YOUR OBJECTIVE
Word for word, restate every line of the listing that follows.

'''

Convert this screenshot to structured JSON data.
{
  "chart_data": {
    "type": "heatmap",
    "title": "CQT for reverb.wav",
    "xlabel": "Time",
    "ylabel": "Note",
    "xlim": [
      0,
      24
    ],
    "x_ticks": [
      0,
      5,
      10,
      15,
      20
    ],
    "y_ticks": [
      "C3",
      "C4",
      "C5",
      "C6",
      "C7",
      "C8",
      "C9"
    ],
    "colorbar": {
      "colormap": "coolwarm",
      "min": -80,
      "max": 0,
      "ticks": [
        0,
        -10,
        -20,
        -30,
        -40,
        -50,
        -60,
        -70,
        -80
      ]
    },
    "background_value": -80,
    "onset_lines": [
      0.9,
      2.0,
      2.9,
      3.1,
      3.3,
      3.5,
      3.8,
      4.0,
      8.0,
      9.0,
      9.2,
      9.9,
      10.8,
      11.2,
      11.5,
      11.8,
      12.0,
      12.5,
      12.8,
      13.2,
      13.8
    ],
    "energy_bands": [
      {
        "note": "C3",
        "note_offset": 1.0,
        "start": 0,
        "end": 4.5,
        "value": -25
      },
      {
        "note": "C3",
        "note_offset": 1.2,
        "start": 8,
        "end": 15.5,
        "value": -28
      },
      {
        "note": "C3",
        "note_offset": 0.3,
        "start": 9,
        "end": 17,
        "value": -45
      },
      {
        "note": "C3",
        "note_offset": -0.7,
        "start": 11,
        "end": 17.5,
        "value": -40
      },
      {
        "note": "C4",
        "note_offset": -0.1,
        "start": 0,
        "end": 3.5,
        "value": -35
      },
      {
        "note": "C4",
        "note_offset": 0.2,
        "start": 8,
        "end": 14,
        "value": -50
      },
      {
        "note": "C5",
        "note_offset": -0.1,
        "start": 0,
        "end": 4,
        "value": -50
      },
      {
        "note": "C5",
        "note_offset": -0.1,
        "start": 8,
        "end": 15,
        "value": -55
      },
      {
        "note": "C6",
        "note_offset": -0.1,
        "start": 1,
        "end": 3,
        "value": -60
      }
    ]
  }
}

'''

SOLUTION TO THIS TASK
Convert this screenshot to structured JSON data.
{
  "chart_data": {
    "type": "heatmap",
    "title": "CQT for reverb.wav",
    "xlabel": "Time",
    "ylabel": "Note",
    "xlim": [
      0,
      24
    ],
    "x_ticks": [
      0,
      5,
      10,
      15,
      20
    ],
    "y_ticks": [
      "C3",
      "C4",
      "C5",
      "C6",
      "C7",
      "C8",
      "C9"
    ],
    "colorbar": {
      "colormap": "coolwarm",
      "min": -80,
      "max": 0,
      "ticks": [
        0,
        -10,
        -20,
        -30,
        -40,
        -50,
        -60,
        -70,
        -80
      ]
    },
    "background_value": -80,
    "onset_lines": [
      0.9,
      2.0,
      2.9,
      3.1,
      3.3,
      3.5,
      3.8,
      4.0,
      8.0,
      9.0,
      9.2,
      9.9,
      10.8,
      11.2,
      11.5,
      11.8,
      12.0,
      12.5,
      12.8,
      13.2,
      13.8
    ],
    "energy_bands": [
      {
        "note": "C3",
        "note_offset": 1.0,
        "start": 0,
        "end": 4.5,
        "value": -25
      },
      {
        "note": "C3",
        "note_offset": 1.2,
        "start": 8,
        "end": 15.5,
        "value": -28
      },
      {
        "note": "C3",
        "note_offset": 0.3,
        "start": 9,
        "end": 17,
        "value": -45
      },
      {
        "note": "C3",
        "note_offset": -0.7,
        "start": 11,
        "end": 17.5,
        "value": -40
      },
      {
        "note": "C4",
        "note_offset": -0.1,
        "start": 0,
        "end": 3.5,
        "value": -35
      },
      {
        "note": "C4",
        "note_offset": 0.2,
        "start": 8,
        "end": 14,
        "value": -50
      },
      {
        "note": "C5",
        "note_offset": -0.1,
        "start": 0,
        "end": 4,
        "value": -50
      },
      {
        "note": "C5",
        "note_offset": -0.1,
        "start": 8,
        "end": 15,
        "value": -55
      },
      {
        "note": "C6",
        "note_offset": -0.1,
        "start": 1,
        "end": 3,
        "value": -60
      }
    ]
  }
}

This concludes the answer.